▸ TASK INSTRUCTIONS
1. Answer these questions using the passage on Bettis's high school football career:
(a) How many times did Bettis letter in football?
(b) How many rushing yards did he gain in his senior season?
(c) Which coach did he sign a scholarship to play for?
2. From the passage on Bettis's high school football career, copy the text from "Despite what Bettis" to "linebacker (Granholm 1).".

▸ TEXT SHOWN
▬▬▬▬▬▬

Despite what Bettis was doing outside of school he was making a name for himself on the football field. At just five foot ten inches, Bettis weighed well over 200 pounds, making him one of the biggest full backs in the state. Recruiters flocked from all over to see Bettis play hoping he would attend their school. Bettis lettered three times in football and was the team captain his junior and senior season. Rushing for 1,355 yards his senior season and scoring fourteen touchdowns, Bettis was bound for division one college football. He also averaged fifteen tackles a game as an inside linebacker (Granholm 1).
Football was a ticket to college for Bettis because his parents could not afford it. Soon after earning the Circle of Champions Michigan Player of the Year award his senior season, big schools were knocking at his door (Marino 1). He was also named one of the top-100 high school seniors in the country by USA Today and was awarded a spot on the All-American team. A tough decision lay ahead for Bettis as to where he was going to play division one football. Bettis signed a scholarship to play fullback for Coach Lou Holtz at the University of Notre Dame in Indiana (Jenkins 1).

▬▬▬▬▬▬

▸ MATERIAL PROVIDED
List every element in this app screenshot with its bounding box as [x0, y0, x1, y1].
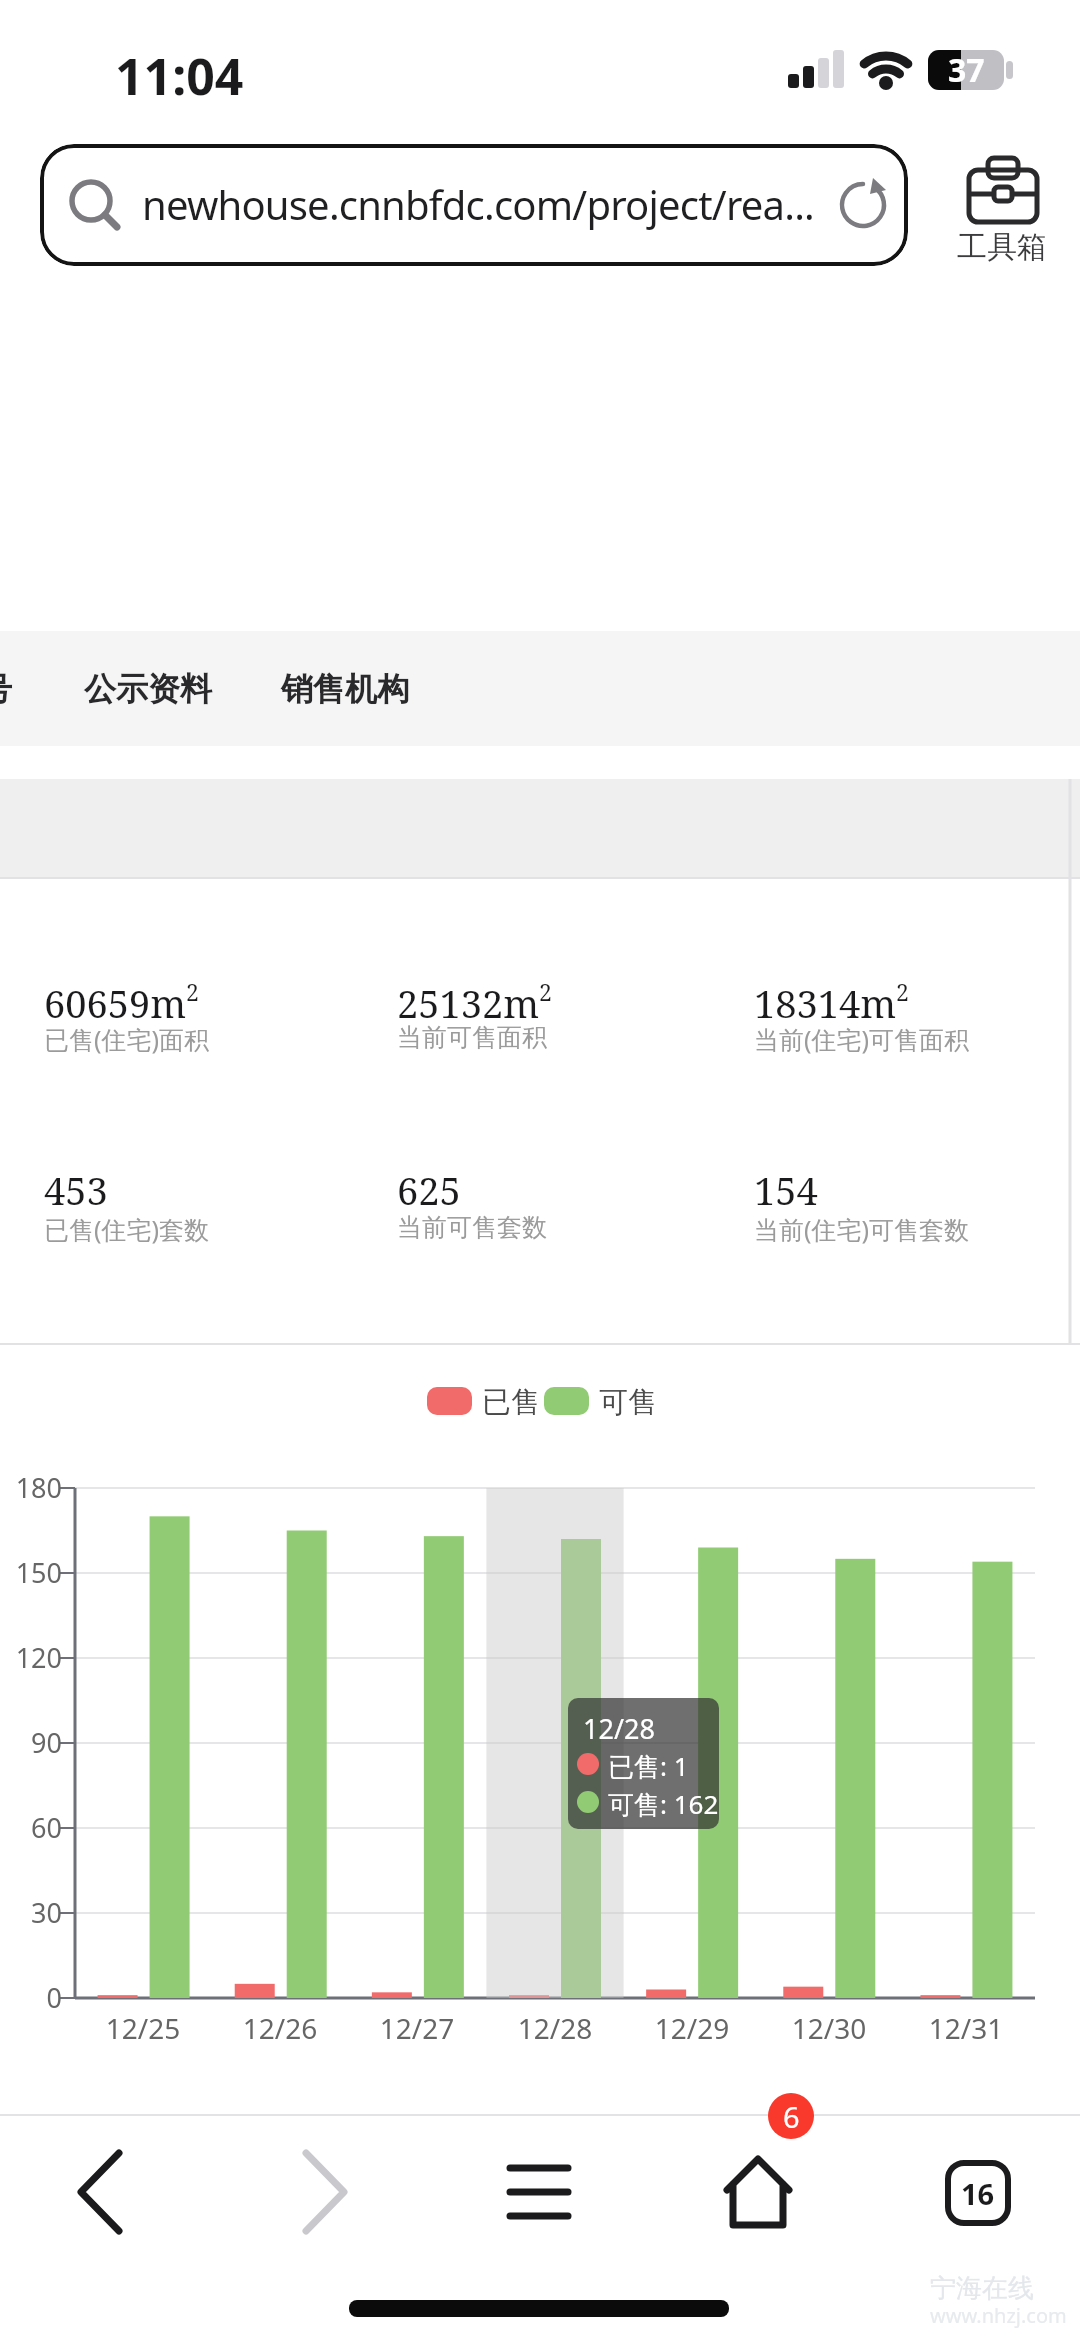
staticText: 当前(住宅)可售面积	[754, 1022, 970, 1056]
staticText: 60659m2	[44, 976, 199, 1029]
staticText: 公示资料	[84, 669, 212, 709]
staticText: 12/27	[357, 2009, 477, 2047]
button[interactable]	[705, 2140, 815, 2250]
staticText: 0	[0, 1979, 62, 2016]
staticText: 30	[0, 1894, 62, 1931]
staticText: 可售: 162	[608, 1786, 719, 1822]
staticText: 当前(住宅)可售套数	[754, 1212, 970, 1246]
staticText: 180	[0, 1469, 62, 1506]
staticText: 90	[0, 1724, 62, 1761]
staticText: 150	[0, 1554, 62, 1591]
staticText: 12/25	[83, 2009, 203, 2047]
staticText: 已售(住宅)面积	[44, 1022, 210, 1056]
staticText: 60	[0, 1809, 62, 1846]
button[interactable]	[925, 2140, 1035, 2250]
staticText: 12/28	[495, 2009, 615, 2047]
button[interactable]: 工具箱	[945, 148, 1065, 273]
staticText: 12/28	[583, 1710, 655, 1747]
staticText: 当前可售套数	[397, 1212, 547, 1243]
staticText: 154	[754, 1164, 818, 1216]
button[interactable]: 可售	[544, 1380, 669, 1422]
button[interactable]	[485, 2140, 595, 2250]
staticText: 工具箱	[957, 228, 1047, 266]
staticText: 12/31	[906, 2009, 1026, 2047]
staticText: 已售: 1	[608, 1748, 689, 1784]
staticText: 12/30	[769, 2009, 889, 2047]
button[interactable]	[60, 2140, 170, 2250]
staticText: 18314m2	[754, 976, 909, 1029]
staticText: 宁海在线	[930, 2272, 1034, 2305]
staticText: 120	[0, 1639, 62, 1676]
staticText: 11:04	[115, 42, 244, 110]
staticText: 已售	[482, 1384, 540, 1421]
button[interactable]: 公示资料	[84, 631, 212, 746]
staticText: 12/29	[632, 2009, 752, 2047]
staticText: 号	[0, 669, 12, 709]
button[interactable]: 销售机构	[281, 631, 409, 746]
button[interactable]	[285, 2140, 395, 2250]
staticText: 销售机构	[281, 669, 409, 709]
staticText: 已售(住宅)套数	[44, 1212, 210, 1246]
staticText: 453	[44, 1164, 108, 1216]
button[interactable]: newhouse.cnnbfdc.com/project/rea...	[40, 144, 908, 266]
staticText: 当前可售面积	[397, 1022, 547, 1053]
button[interactable]: 已售	[427, 1380, 552, 1422]
staticText: newhouse.cnnbfdc.com/project/rea...	[142, 177, 814, 231]
staticText: 12/26	[220, 2009, 340, 2047]
staticText: 37	[948, 48, 985, 90]
staticText: 6	[783, 2097, 800, 2136]
staticText: 16	[961, 2174, 995, 2213]
staticText: www.nhzj.com	[930, 2302, 1067, 2329]
staticText: 25132m2	[397, 976, 552, 1029]
staticText: 可售	[599, 1384, 657, 1421]
staticText: 625	[397, 1164, 461, 1216]
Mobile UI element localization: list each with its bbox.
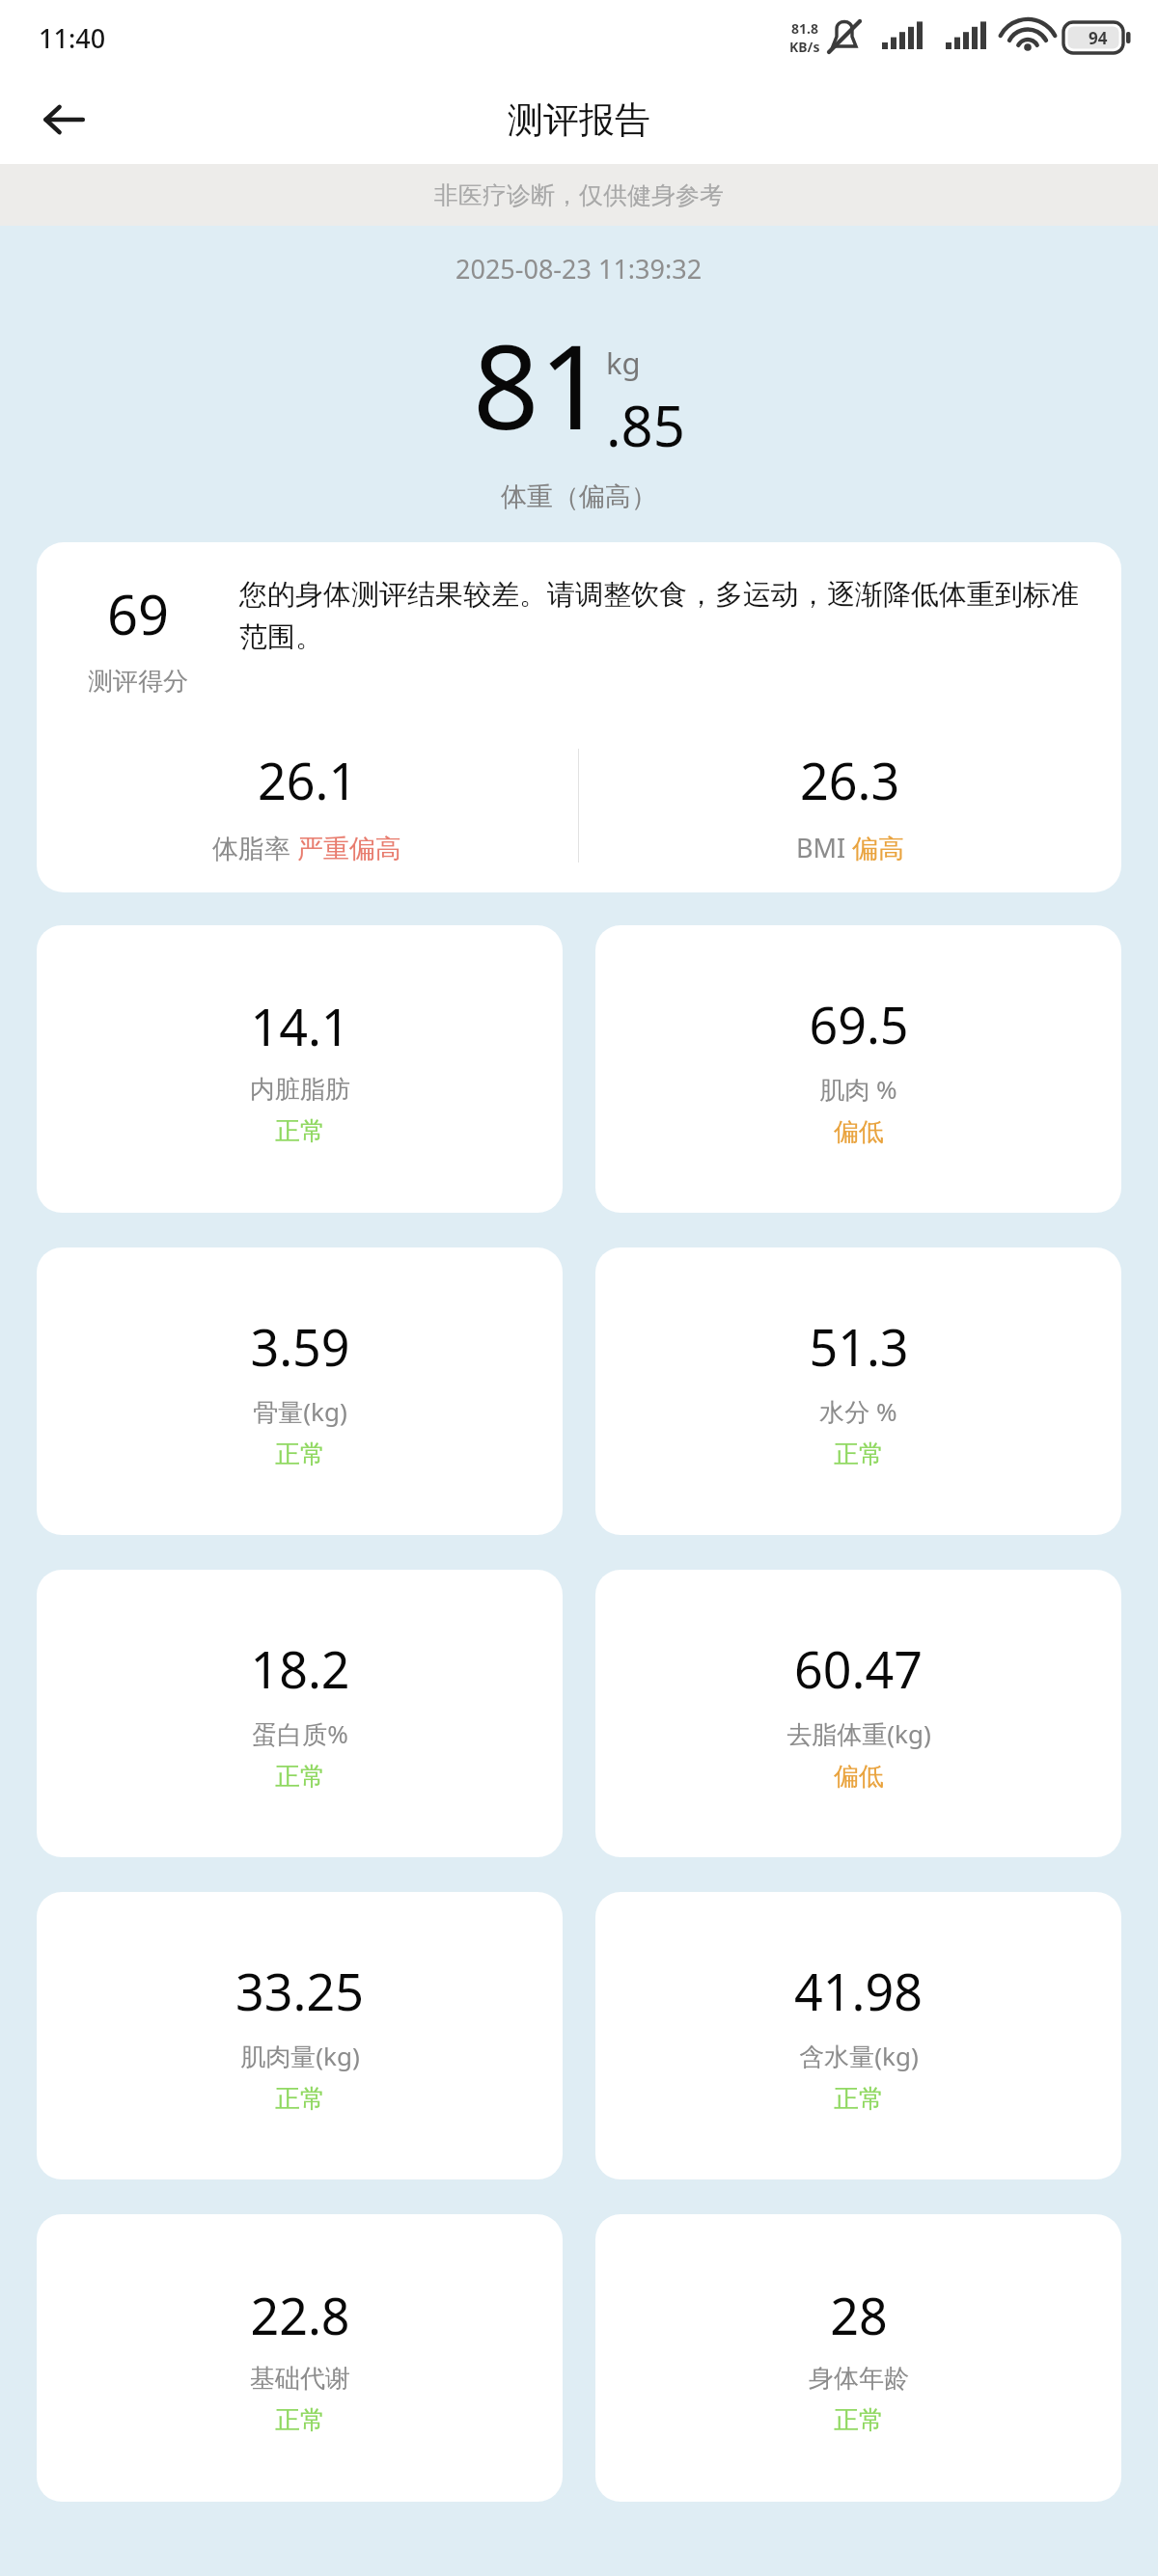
button[interactable]: 33.25 bbox=[37, 1892, 563, 2179]
staticText: BMI 偏高 bbox=[796, 830, 905, 865]
staticText: 33.25 bbox=[235, 1957, 364, 2025]
staticText: 体脂率 严重偏高 bbox=[212, 830, 402, 865]
staticText: 身体年龄 bbox=[809, 2363, 909, 2395]
button[interactable]: 28 bbox=[595, 2214, 1121, 2502]
staticText: 81.8 bbox=[791, 19, 818, 38]
button[interactable]: Back bbox=[29, 85, 98, 154]
staticText: 正常 bbox=[275, 1439, 325, 1470]
staticText: 60.47 bbox=[794, 1634, 923, 1703]
staticText: .85 bbox=[606, 387, 685, 463]
staticText: 正常 bbox=[834, 1439, 884, 1470]
staticText: 正常 bbox=[275, 1115, 325, 1147]
staticText: 2025-08-23 11:39:32 bbox=[455, 251, 703, 287]
staticText: 偏低 bbox=[834, 1761, 884, 1793]
staticText: 3.59 bbox=[250, 1312, 350, 1381]
staticText: 28 bbox=[830, 2281, 888, 2349]
staticText: 69 bbox=[107, 577, 170, 650]
staticText: 69.5 bbox=[809, 990, 909, 1058]
staticText: 22.8 bbox=[250, 2281, 350, 2349]
staticText: 内脏脂肪 bbox=[250, 1074, 350, 1106]
staticText: 正常 bbox=[834, 2083, 884, 2115]
button[interactable]: 69 bbox=[37, 542, 1121, 892]
staticText: 体重（偏高） bbox=[501, 480, 657, 513]
staticText: 偏低 bbox=[834, 1116, 884, 1148]
button[interactable]: 69.5 bbox=[595, 925, 1121, 1213]
button[interactable]: 14.1 bbox=[37, 925, 563, 1213]
button[interactable]: 22.8 bbox=[37, 2214, 563, 2502]
button[interactable]: 3.59 bbox=[37, 1247, 563, 1535]
staticText: 非医疗诊断，仅供健身参考 bbox=[434, 180, 724, 210]
staticText: 正常 bbox=[275, 1761, 325, 1793]
staticText: 肌肉 % bbox=[819, 1072, 897, 1107]
staticText: 去脂体重(kg) bbox=[786, 1716, 931, 1751]
staticText: 51.3 bbox=[809, 1312, 909, 1381]
staticText: 81 bbox=[473, 306, 606, 463]
staticText: 14.1 bbox=[250, 992, 350, 1060]
staticText: kg bbox=[606, 343, 641, 383]
staticText: 26.1 bbox=[258, 746, 358, 814]
staticText: 18.2 bbox=[250, 1634, 350, 1703]
staticText: 94 bbox=[1089, 27, 1108, 49]
staticText: 11:40 bbox=[39, 20, 106, 56]
staticText: 41.98 bbox=[794, 1957, 923, 2025]
button[interactable]: 60.47 bbox=[595, 1570, 1121, 1857]
staticText: 基础代谢 bbox=[250, 2363, 350, 2395]
staticText: 含水量(kg) bbox=[799, 2039, 919, 2073]
staticText: 您的身体测评结果较差。请调整饮食，多运动，逐渐降低体重到标准范围。 bbox=[239, 577, 1098, 654]
button[interactable]: 41.98 bbox=[595, 1892, 1121, 2179]
staticText: 正常 bbox=[275, 2083, 325, 2115]
staticText: 26.3 bbox=[800, 746, 900, 814]
staticText: 测评得分 bbox=[88, 666, 188, 698]
staticText: 肌肉量(kg) bbox=[240, 2039, 360, 2073]
staticText: 水分 % bbox=[819, 1394, 897, 1429]
staticText: KB/s bbox=[789, 38, 820, 56]
button[interactable]: 51.3 bbox=[595, 1247, 1121, 1535]
staticText: 骨量(kg) bbox=[253, 1394, 347, 1429]
button[interactable]: 18.2 bbox=[37, 1570, 563, 1857]
staticText: 蛋白质% bbox=[252, 1716, 348, 1751]
staticText: 测评报告 bbox=[508, 97, 650, 143]
staticText: 正常 bbox=[834, 2404, 884, 2436]
staticText: 正常 bbox=[275, 2404, 325, 2436]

▬▬▬▬▬▬

▸ ANSWER LIST
1.
(a) Three times.
(b) 1,355 yards.
(c) Coach Lou Holtz at the University of Notre Dame.

2.
Despite what Bettis was doing outside of school he was making a name for himself on the football field. At just five foot ten inches, Bettis weighed well over 200 pounds, making him one of the biggest full backs in the state. Recruiters flocked from all over to see Bettis play hoping he would attend their school. Bettis lettered three times in football and was the team captain his junior and senior season. Rushing for 1,355 yards his senior season and scoring fourteen touchdowns, Bettis was bound for division one college football. He also averaged fifteen tackles a game as an inside linebacker (Granholm 1).